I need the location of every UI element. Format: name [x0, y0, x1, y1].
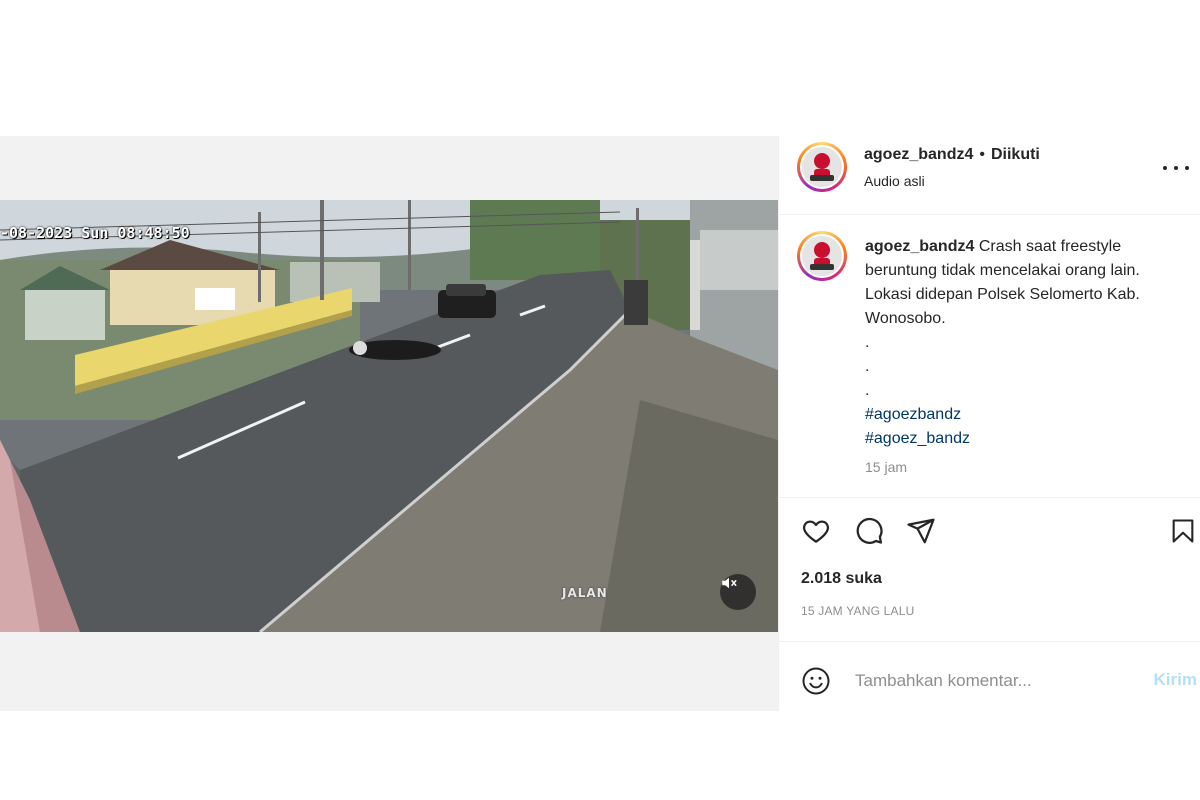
- like-button[interactable]: [796, 511, 836, 551]
- share-button[interactable]: [901, 511, 941, 551]
- video-watermark: JALAN: [562, 586, 608, 600]
- more-options-icon: [1163, 166, 1167, 170]
- caption-dot: .: [865, 334, 870, 351]
- post-comment-button[interactable]: Kirim: [1154, 670, 1197, 690]
- post-media-panel: -08-2023 Sun 08:48:50 JALAN: [0, 136, 778, 711]
- author-username[interactable]: agoez_bandz4: [864, 146, 973, 163]
- author-avatar[interactable]: [797, 142, 847, 192]
- emoji-button[interactable]: [801, 666, 831, 696]
- add-comment-row: Kirim: [779, 642, 1200, 711]
- hashtag-link[interactable]: #agoezbandz: [865, 403, 1187, 427]
- comment-icon: [856, 517, 883, 544]
- caption-username[interactable]: agoez_bandz4: [865, 238, 974, 255]
- posted-time[interactable]: 15 JAM YANG LALU: [801, 604, 914, 618]
- avatar-rider-image: [802, 147, 842, 187]
- post-side-panel: agoez_bandz4 • Diikuti Audio asli agoez_…: [778, 136, 1200, 711]
- follow-status-button[interactable]: Diikuti: [991, 146, 1040, 163]
- like-count[interactable]: 2.018 suka: [801, 570, 882, 588]
- save-button[interactable]: [1163, 511, 1200, 551]
- caption-time[interactable]: 15 jam: [865, 459, 907, 475]
- hashtag-link[interactable]: #agoez_bandz: [865, 427, 1187, 451]
- caption-area: agoez_bandz4 Crash saat freestyle berunt…: [779, 215, 1200, 497]
- cctv-scene: [0, 200, 778, 632]
- divider: [779, 497, 1200, 498]
- audio-label[interactable]: Audio asli: [864, 173, 925, 189]
- avatar-rider-image: [802, 236, 842, 276]
- bookmark-icon: [1172, 519, 1194, 543]
- mute-button[interactable]: [720, 574, 756, 610]
- speaker-muted-icon: [722, 577, 737, 589]
- cctv-timestamp: -08-2023 Sun 08:48:50: [0, 224, 190, 242]
- caption-author-avatar[interactable]: [797, 231, 847, 281]
- more-options-button[interactable]: [1163, 160, 1189, 176]
- post-caption: agoez_bandz4 Crash saat freestyle berunt…: [865, 235, 1187, 451]
- post-actions: [779, 511, 1200, 559]
- post-video[interactable]: -08-2023 Sun 08:48:50 JALAN: [0, 200, 778, 632]
- heart-icon: [803, 520, 829, 543]
- comment-input[interactable]: [853, 664, 1137, 698]
- share-icon: [907, 518, 935, 544]
- post-header: agoez_bandz4 • Diikuti Audio asli: [779, 136, 1200, 215]
- separator-dot: •: [979, 146, 985, 163]
- caption-dot: .: [865, 358, 870, 375]
- caption-dot: .: [865, 382, 870, 399]
- instagram-post: -08-2023 Sun 08:48:50 JALAN agoez_bandz4…: [0, 136, 1200, 711]
- emoji-icon: [802, 667, 830, 695]
- comment-button[interactable]: [849, 511, 889, 551]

+++++

_Work required_
Copy every line above word for word, leaving out the picture.

_Output below_
I need the location of every UI element. Format: name [x0, y0, x1, y1].
- like-button[interactable]: [796, 511, 836, 551]
- share-button[interactable]: [901, 511, 941, 551]
- video-watermark: JALAN: [562, 586, 608, 600]
- more-options-icon: [1163, 166, 1167, 170]
- caption-dot: .: [865, 334, 870, 351]
- post-comment-button[interactable]: Kirim: [1154, 670, 1197, 690]
- post-media-panel: -08-2023 Sun 08:48:50 JALAN: [0, 136, 778, 711]
- author-username[interactable]: agoez_bandz4: [864, 146, 973, 163]
- author-avatar[interactable]: [797, 142, 847, 192]
- emoji-button[interactable]: [801, 666, 831, 696]
- add-comment-row: Kirim: [779, 642, 1200, 711]
- hashtag-link[interactable]: #agoezbandz: [865, 403, 1187, 427]
- comment-icon: [856, 517, 883, 544]
- caption-username[interactable]: agoez_bandz4: [865, 238, 974, 255]
- posted-time[interactable]: 15 JAM YANG LALU: [801, 604, 914, 618]
- avatar-rider-image: [802, 147, 842, 187]
- post-side-panel: agoez_bandz4 • Diikuti Audio asli agoez_…: [778, 136, 1200, 711]
- follow-status-button[interactable]: Diikuti: [991, 146, 1040, 163]
- like-count[interactable]: 2.018 suka: [801, 570, 882, 588]
- save-button[interactable]: [1163, 511, 1200, 551]
- caption-time[interactable]: 15 jam: [865, 459, 907, 475]
- hashtag-link[interactable]: #agoez_bandz: [865, 427, 1187, 451]
- caption-area: agoez_bandz4 Crash saat freestyle berunt…: [779, 215, 1200, 497]
- cctv-scene: [0, 200, 778, 632]
- divider: [779, 497, 1200, 498]
- audio-label[interactable]: Audio asli: [864, 173, 925, 189]
- avatar-rider-image: [802, 236, 842, 276]
- bookmark-icon: [1172, 519, 1194, 543]
- mute-button[interactable]: [720, 574, 756, 610]
- speaker-muted-icon: [722, 577, 737, 589]
- cctv-timestamp: -08-2023 Sun 08:48:50: [0, 224, 190, 242]
- caption-author-avatar[interactable]: [797, 231, 847, 281]
- more-options-button[interactable]: [1163, 160, 1189, 176]
- post-caption: agoez_bandz4 Crash saat freestyle berunt…: [865, 235, 1187, 451]
- post-actions: [779, 511, 1200, 559]
- post-video[interactable]: -08-2023 Sun 08:48:50 JALAN: [0, 200, 778, 632]
- heart-icon: [803, 520, 829, 543]
- comment-input[interactable]: [853, 664, 1137, 698]
- share-icon: [907, 518, 935, 544]
- post-header: agoez_bandz4 • Diikuti Audio asli: [779, 136, 1200, 215]
- separator-dot: •: [979, 146, 985, 163]
- caption-dot: .: [865, 358, 870, 375]
- caption-dot: .: [865, 382, 870, 399]
- instagram-post: -08-2023 Sun 08:48:50 JALAN agoez_bandz4…: [0, 136, 1200, 711]
- emoji-icon: [802, 667, 830, 695]
- comment-button[interactable]: [849, 511, 889, 551]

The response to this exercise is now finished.